[Dataset records]
:::::

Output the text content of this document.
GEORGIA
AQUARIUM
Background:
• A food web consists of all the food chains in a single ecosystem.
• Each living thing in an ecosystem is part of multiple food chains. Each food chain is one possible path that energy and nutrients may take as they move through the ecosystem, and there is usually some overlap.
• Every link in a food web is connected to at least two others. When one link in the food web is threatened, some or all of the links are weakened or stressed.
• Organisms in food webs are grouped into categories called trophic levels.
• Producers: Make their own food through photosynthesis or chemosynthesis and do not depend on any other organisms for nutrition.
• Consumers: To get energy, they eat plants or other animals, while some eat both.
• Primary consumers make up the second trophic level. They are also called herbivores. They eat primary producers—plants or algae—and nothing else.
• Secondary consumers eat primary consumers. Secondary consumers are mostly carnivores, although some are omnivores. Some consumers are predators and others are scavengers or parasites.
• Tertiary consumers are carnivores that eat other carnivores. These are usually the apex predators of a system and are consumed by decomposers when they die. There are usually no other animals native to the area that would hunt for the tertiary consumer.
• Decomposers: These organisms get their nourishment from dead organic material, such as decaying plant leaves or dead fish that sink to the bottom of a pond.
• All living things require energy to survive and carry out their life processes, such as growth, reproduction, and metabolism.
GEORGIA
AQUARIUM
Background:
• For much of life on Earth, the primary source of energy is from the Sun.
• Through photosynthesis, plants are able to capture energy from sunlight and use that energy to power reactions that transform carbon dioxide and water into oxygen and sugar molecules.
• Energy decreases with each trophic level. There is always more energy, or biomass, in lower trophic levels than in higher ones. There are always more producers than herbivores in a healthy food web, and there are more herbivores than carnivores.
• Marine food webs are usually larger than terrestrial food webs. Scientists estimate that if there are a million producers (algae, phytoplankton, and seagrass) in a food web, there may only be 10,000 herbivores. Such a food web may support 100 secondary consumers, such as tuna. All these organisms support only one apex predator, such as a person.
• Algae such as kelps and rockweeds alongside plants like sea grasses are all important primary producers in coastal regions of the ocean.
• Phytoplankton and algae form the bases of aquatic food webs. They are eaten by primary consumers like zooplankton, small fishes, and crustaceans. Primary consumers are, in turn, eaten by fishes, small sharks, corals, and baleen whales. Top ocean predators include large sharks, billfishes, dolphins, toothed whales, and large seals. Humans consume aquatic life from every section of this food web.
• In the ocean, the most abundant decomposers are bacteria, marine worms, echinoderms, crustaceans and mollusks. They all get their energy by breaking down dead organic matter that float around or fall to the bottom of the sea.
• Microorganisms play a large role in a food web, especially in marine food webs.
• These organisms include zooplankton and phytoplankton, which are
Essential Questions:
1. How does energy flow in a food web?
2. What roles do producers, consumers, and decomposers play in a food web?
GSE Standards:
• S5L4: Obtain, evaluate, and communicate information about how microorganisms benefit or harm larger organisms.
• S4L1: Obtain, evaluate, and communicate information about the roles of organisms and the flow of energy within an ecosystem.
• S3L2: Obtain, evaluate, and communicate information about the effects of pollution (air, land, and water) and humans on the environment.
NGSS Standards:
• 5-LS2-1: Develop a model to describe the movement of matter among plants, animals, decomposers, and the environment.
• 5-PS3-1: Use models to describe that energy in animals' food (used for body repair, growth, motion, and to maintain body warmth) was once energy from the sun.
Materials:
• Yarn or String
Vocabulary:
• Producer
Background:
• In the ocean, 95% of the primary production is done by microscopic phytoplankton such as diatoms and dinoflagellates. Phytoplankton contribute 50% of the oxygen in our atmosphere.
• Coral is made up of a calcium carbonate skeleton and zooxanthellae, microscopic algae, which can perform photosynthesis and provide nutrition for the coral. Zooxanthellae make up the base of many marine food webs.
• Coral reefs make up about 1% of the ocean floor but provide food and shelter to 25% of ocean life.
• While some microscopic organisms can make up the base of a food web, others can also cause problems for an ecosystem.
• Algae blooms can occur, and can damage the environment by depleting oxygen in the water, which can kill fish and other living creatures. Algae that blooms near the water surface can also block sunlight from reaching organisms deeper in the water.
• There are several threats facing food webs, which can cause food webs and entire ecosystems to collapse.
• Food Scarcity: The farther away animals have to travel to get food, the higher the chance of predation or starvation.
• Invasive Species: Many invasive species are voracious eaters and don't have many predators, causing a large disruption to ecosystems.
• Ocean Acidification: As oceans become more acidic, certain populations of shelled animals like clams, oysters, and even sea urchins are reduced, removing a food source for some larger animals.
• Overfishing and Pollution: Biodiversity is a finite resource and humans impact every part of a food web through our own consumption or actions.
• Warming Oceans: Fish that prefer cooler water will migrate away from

:::::

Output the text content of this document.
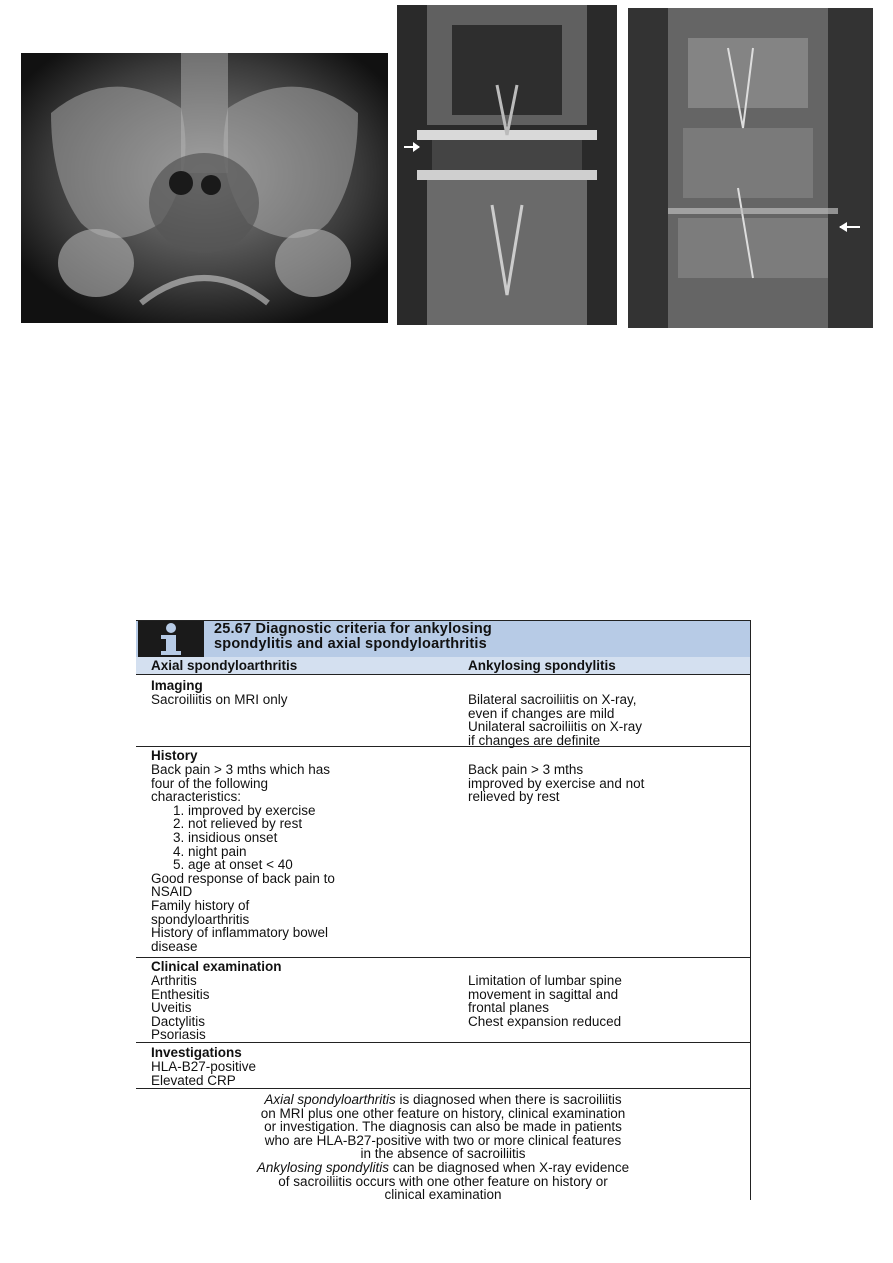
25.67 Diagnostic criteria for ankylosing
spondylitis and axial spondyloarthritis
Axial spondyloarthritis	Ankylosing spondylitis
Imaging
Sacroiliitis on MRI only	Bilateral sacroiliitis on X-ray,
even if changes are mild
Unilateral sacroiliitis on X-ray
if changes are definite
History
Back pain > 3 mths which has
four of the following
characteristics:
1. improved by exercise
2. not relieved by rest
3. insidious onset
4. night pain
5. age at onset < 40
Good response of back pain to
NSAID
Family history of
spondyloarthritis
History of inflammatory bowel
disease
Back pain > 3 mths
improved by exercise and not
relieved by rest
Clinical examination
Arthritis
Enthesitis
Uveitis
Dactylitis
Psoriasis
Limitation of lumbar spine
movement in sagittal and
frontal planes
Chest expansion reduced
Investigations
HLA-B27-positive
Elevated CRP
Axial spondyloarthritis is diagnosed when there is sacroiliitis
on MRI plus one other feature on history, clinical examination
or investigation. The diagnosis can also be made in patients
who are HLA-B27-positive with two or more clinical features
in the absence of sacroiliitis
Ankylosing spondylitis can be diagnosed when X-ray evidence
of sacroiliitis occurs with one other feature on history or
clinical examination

:::::

Copy out the lines of the data where the string "improved" occurs.

1. improved by exercise
improved by exercise and not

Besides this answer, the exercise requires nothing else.